Any picture among the records should be left out, please; retype the rest exactly.
* start TASK INPUTS *
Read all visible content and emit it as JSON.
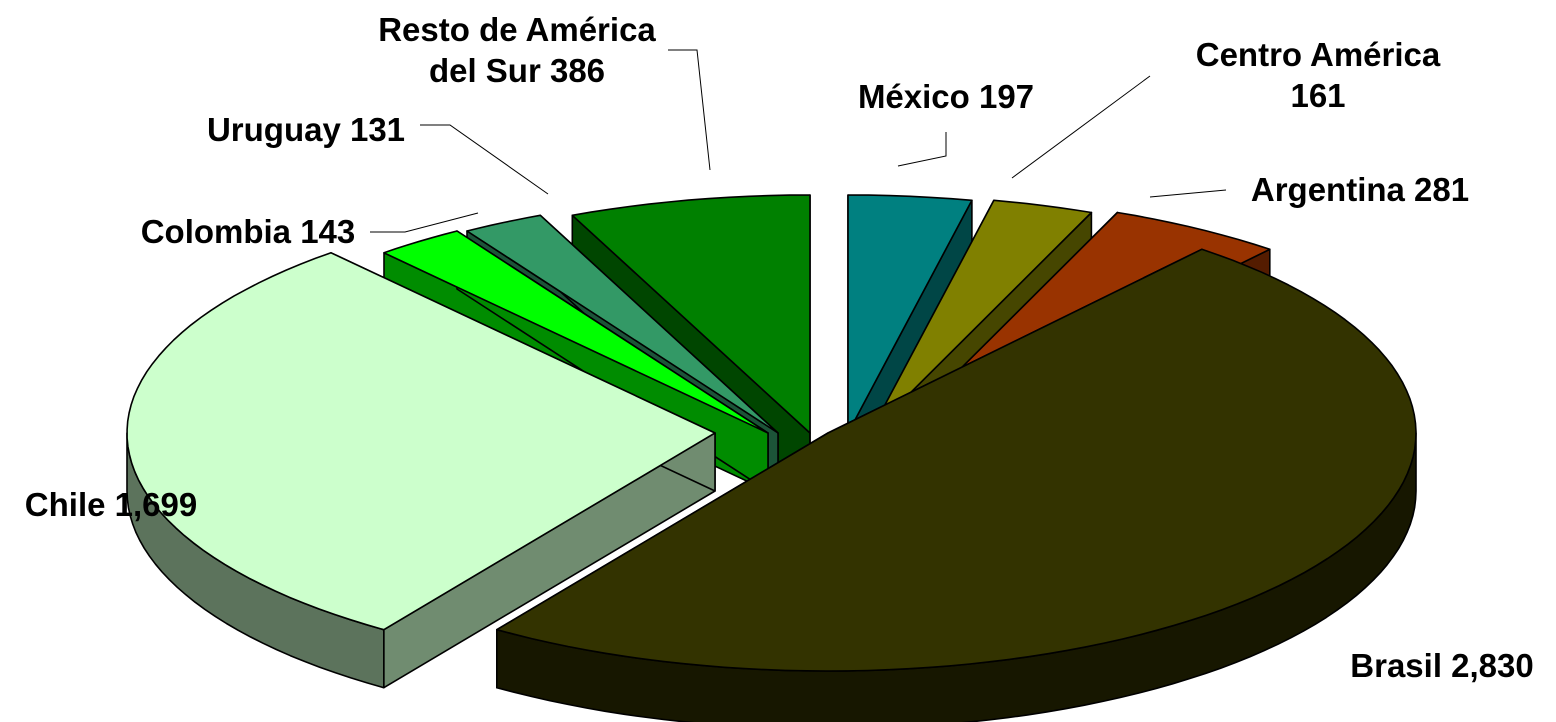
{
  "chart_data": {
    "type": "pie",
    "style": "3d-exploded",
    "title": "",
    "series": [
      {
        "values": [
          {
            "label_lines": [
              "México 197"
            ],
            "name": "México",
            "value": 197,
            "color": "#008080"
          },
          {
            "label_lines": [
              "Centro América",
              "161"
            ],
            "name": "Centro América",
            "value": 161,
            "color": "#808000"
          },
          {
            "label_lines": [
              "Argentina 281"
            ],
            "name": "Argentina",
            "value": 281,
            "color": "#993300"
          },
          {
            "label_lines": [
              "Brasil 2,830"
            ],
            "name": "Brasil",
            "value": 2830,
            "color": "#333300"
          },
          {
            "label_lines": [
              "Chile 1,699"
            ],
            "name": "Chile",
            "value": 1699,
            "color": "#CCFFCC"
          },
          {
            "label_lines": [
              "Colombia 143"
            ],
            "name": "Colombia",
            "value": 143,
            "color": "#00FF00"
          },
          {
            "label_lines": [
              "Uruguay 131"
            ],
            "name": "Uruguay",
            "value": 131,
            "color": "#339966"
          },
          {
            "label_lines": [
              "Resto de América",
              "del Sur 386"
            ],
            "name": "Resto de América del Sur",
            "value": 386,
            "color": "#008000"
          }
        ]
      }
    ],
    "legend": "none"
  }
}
* end TASK INPUTS *
• _SOLUTION TO THIS TASK_:
Read all visible content and emit it as JSON.
{
  "chart_data": {
    "type": "pie",
    "style": "3d-exploded",
    "title": "",
    "series": [
      {
        "values": [
          {
            "label_lines": [
              "México 197"
            ],
            "name": "México",
            "value": 197,
            "color": "#008080"
          },
          {
            "label_lines": [
              "Centro América",
              "161"
            ],
            "name": "Centro América",
            "value": 161,
            "color": "#808000"
          },
          {
            "label_lines": [
              "Argentina 281"
            ],
            "name": "Argentina",
            "value": 281,
            "color": "#993300"
          },
          {
            "label_lines": [
              "Brasil 2,830"
            ],
            "name": "Brasil",
            "value": 2830,
            "color": "#333300"
          },
          {
            "label_lines": [
              "Chile 1,699"
            ],
            "name": "Chile",
            "value": 1699,
            "color": "#CCFFCC"
          },
          {
            "label_lines": [
              "Colombia 143"
            ],
            "name": "Colombia",
            "value": 143,
            "color": "#00FF00"
          },
          {
            "label_lines": [
              "Uruguay 131"
            ],
            "name": "Uruguay",
            "value": 131,
            "color": "#339966"
          },
          {
            "label_lines": [
              "Resto de América",
              "del Sur 386"
            ],
            "name": "Resto de América del Sur",
            "value": 386,
            "color": "#008000"
          }
        ]
      }
    ],
    "legend": "none"
  }
}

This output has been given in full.